REQUIRED TASK
Which lines of the records contain "your"? Collect every one of them.

PROVIDED DATA
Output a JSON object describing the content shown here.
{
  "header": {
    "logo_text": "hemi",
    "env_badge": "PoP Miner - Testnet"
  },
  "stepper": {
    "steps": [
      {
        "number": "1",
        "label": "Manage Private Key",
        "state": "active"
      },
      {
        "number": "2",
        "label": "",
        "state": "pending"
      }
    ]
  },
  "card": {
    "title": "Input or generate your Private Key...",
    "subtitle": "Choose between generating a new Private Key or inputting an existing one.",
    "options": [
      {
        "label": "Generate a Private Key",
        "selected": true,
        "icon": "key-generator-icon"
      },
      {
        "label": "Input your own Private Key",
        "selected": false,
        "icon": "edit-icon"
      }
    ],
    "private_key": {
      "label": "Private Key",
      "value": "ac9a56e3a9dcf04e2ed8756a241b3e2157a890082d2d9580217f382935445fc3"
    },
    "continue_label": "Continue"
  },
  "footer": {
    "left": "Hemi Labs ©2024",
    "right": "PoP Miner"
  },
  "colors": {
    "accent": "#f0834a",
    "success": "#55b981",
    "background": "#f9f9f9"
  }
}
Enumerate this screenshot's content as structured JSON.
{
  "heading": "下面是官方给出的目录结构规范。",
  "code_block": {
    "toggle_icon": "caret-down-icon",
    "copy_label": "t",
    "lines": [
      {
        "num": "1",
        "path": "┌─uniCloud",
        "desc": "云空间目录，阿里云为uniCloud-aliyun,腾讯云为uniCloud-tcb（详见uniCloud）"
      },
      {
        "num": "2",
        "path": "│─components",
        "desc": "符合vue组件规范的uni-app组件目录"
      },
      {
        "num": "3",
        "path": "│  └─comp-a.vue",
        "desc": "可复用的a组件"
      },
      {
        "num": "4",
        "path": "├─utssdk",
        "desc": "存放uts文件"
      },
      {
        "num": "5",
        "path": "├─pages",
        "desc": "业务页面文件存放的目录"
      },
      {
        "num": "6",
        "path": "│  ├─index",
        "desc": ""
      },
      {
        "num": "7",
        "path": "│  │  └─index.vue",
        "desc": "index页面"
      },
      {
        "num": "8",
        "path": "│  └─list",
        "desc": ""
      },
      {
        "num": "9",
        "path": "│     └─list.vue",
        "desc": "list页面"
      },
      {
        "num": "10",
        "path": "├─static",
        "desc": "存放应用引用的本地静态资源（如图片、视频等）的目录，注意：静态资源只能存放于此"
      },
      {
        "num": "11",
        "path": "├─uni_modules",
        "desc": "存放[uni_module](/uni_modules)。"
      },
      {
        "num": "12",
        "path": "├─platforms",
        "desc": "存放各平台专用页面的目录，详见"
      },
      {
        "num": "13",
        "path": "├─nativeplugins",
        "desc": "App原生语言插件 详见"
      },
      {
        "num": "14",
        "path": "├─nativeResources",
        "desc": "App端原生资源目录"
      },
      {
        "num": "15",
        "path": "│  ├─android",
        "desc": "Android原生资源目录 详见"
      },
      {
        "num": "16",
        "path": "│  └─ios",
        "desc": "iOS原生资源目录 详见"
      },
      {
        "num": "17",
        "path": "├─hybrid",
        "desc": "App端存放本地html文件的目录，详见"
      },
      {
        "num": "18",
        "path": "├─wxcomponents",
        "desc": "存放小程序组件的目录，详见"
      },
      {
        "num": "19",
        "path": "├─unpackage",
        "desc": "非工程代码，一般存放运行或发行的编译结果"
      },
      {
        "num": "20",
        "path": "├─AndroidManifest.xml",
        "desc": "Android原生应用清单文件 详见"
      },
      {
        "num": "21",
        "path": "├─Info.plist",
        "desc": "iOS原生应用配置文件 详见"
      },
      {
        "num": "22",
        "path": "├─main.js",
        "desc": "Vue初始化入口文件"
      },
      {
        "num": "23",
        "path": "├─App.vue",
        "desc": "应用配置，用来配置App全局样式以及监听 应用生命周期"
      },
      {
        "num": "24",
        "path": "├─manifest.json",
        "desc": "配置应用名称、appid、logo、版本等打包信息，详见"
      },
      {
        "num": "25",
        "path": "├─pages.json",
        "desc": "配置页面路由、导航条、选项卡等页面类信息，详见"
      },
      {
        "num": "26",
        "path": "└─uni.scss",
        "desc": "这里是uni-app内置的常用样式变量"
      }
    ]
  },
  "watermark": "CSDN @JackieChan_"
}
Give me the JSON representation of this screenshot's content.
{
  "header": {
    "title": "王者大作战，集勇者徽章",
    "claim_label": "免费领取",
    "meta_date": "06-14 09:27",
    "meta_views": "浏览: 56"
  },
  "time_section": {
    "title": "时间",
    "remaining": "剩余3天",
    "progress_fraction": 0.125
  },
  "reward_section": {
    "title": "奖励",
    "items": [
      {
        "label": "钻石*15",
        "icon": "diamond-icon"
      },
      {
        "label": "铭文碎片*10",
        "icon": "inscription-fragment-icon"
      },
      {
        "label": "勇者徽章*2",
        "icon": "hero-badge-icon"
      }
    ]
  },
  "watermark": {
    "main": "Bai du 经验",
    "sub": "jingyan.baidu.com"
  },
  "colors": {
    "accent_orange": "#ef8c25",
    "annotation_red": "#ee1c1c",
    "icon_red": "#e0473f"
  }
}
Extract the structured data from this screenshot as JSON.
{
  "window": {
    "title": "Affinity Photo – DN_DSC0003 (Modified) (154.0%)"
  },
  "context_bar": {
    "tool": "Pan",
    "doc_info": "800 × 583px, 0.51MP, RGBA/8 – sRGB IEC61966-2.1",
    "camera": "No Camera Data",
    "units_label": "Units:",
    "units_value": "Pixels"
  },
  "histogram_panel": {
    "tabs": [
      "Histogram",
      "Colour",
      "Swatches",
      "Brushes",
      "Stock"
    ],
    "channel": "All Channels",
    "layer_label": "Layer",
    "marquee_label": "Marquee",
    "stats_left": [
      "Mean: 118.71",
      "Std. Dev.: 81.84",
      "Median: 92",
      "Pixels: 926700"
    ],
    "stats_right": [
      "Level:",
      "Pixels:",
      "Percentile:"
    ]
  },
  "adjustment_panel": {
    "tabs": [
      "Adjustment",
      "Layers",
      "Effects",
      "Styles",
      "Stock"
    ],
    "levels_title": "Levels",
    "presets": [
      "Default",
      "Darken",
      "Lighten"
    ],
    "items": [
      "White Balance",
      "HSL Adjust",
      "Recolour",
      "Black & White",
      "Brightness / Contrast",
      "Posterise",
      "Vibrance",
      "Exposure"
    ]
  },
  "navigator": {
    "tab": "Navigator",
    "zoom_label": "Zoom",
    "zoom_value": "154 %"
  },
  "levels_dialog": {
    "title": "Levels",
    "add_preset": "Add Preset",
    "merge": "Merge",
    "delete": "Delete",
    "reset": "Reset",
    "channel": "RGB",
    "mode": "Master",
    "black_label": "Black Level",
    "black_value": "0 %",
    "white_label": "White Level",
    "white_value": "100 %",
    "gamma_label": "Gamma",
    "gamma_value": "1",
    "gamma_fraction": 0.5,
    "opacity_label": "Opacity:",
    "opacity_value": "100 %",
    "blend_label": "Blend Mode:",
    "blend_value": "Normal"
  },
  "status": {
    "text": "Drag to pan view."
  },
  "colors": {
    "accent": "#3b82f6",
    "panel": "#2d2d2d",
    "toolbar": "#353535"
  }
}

RIGHT ANSWER
    "title": "Input or generate your Private Key...",
        "label": "Input your own Private Key",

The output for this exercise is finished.